Every record should be written out exactly, with the pictures left out.

- _RECORDS_
◇ ◇ ◇ ◇ ◇ ◇ ◇

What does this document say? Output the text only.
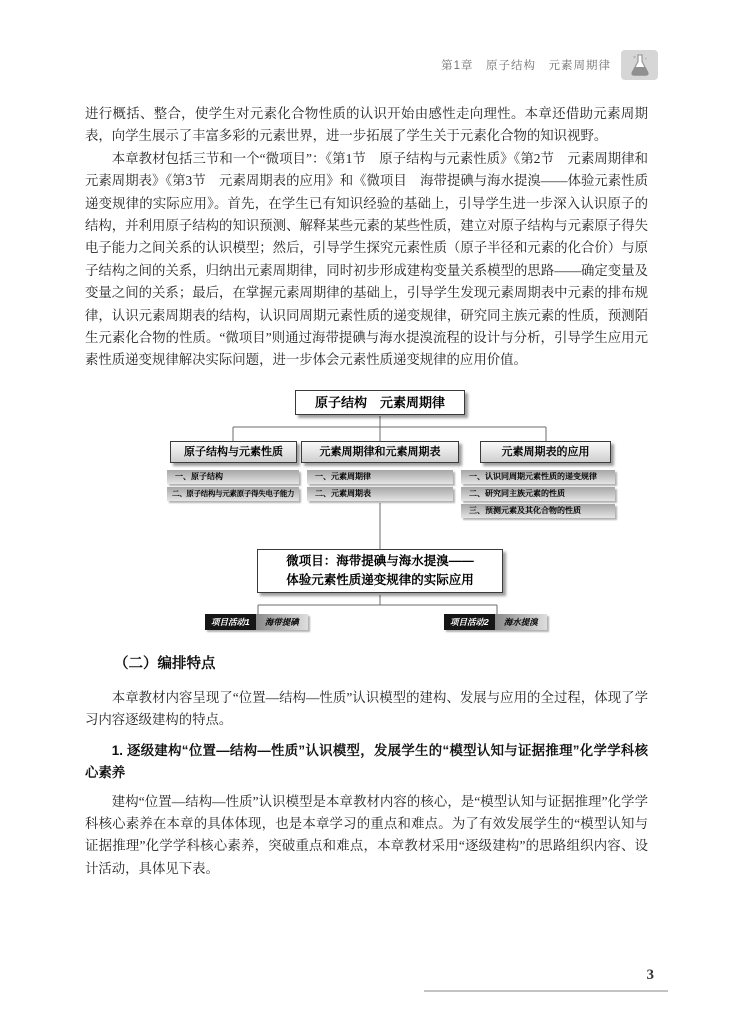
第1章　原子结构　元素周期律

进行概括、整合，使学生对元素化合物性质的认识开始由感性走向理性。本章还借助元素周期表，向学生展示了丰富多彩的元素世界，进一步拓展了学生关于元素化合物的知识视野。

本章教材包括三节和一个“微项目”：《第1节　原子结构与元素性质》《第2节　元素周期律和元素周期表》《第3节　元素周期表的应用》和《微项目　海带提碘与海水提溴——体验元素性质递变规律的实际应用》。首先，在学生已有知识经验的基础上，引导学生进一步深入认识原子的结构，并利用原子结构的知识预测、解释某些元素的某些性质，建立对原子结构与元素原子得失电子能力之间关系的认识模型；然后，引导学生探究元素性质（原子半径和元素的化合价）与原子结构之间的关系，归纳出元素周期律，同时初步形成建构变量关系模型的思路——确定变量及变量之间的关系；最后，在掌握元素周期律的基础上，引导学生发现元素周期表中元素的排布规律，认识元素周期表的结构，认识同周期元素性质的递变规律，研究同主族元素的性质，预测陌生元素化合物的性质。“微项目”则通过海带提碘与海水提溴流程的设计与分析，引导学生应用元素性质递变规律解决实际问题，进一步体会元素性质递变规律的应用价值。

原子结构　元素周期律
原子结构与元素性质	元素周期律和元素周期表	元素周期表的应用
一、原子结构
二、原子结构与元素原子得失电子能力
一、元素周期律
二、元素周期表
一、认识同周期元素性质的递变规律
二、研究同主族元素的性质
三、预测元素及其化合物的性质
微项目：海带提碘与海水提溴——
体验元素性质递变规律的实际应用
项目活动1	海带提碘	项目活动2	海水提溴
（二）编排特点

本章教材内容呈现了“位置—结构—性质”认识模型的建构、发展与应用的全过程，体现了学习内容逐级建构的特点。

1. 逐级建构“位置—结构—性质”认识模型，发展学生的“模型认知与证据推理”化学学科核心素养

建构“位置—结构—性质”认识模型是本章教材内容的核心，是“模型认知与证据推理”化学学科核心素养在本章的具体体现，也是本章学习的重点和难点。为了有效发展学生的“模型认知与证据推理”化学学科核心素养，突破重点和难点，本章教材采用“逐级建构”的思路组织内容、设计活动，具体见下表。

3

◇ ◇ ◇ ◇ ◇ ◇ ◇

- _ANSWER IN FULL_
What does this document say? Output the text only.
第1章　原子结构　元素周期律

进行概括、整合，使学生对元素化合物性质的认识开始由感性走向理性。本章还借助元素周期表，向学生展示了丰富多彩的元素世界，进一步拓展了学生关于元素化合物的知识视野。

本章教材包括三节和一个“微项目”：《第1节　原子结构与元素性质》《第2节　元素周期律和元素周期表》《第3节　元素周期表的应用》和《微项目　海带提碘与海水提溴——体验元素性质递变规律的实际应用》。首先，在学生已有知识经验的基础上，引导学生进一步深入认识原子的结构，并利用原子结构的知识预测、解释某些元素的某些性质，建立对原子结构与元素原子得失电子能力之间关系的认识模型；然后，引导学生探究元素性质（原子半径和元素的化合价）与原子结构之间的关系，归纳出元素周期律，同时初步形成建构变量关系模型的思路——确定变量及变量之间的关系；最后，在掌握元素周期律的基础上，引导学生发现元素周期表中元素的排布规律，认识元素周期表的结构，认识同周期元素性质的递变规律，研究同主族元素的性质，预测陌生元素化合物的性质。“微项目”则通过海带提碘与海水提溴流程的设计与分析，引导学生应用元素性质递变规律解决实际问题，进一步体会元素性质递变规律的应用价值。

原子结构　元素周期律
原子结构与元素性质	元素周期律和元素周期表	元素周期表的应用
一、原子结构
二、原子结构与元素原子得失电子能力
一、元素周期律
二、元素周期表
一、认识同周期元素性质的递变规律
二、研究同主族元素的性质
三、预测元素及其化合物的性质
微项目：海带提碘与海水提溴——
体验元素性质递变规律的实际应用
项目活动1	海带提碘	项目活动2	海水提溴
（二）编排特点

本章教材内容呈现了“位置—结构—性质”认识模型的建构、发展与应用的全过程，体现了学习内容逐级建构的特点。

1. 逐级建构“位置—结构—性质”认识模型，发展学生的“模型认知与证据推理”化学学科核心素养

建构“位置—结构—性质”认识模型是本章教材内容的核心，是“模型认知与证据推理”化学学科核心素养在本章的具体体现，也是本章学习的重点和难点。为了有效发展学生的“模型认知与证据推理”化学学科核心素养，突破重点和难点，本章教材采用“逐级建构”的思路组织内容、设计活动，具体见下表。

3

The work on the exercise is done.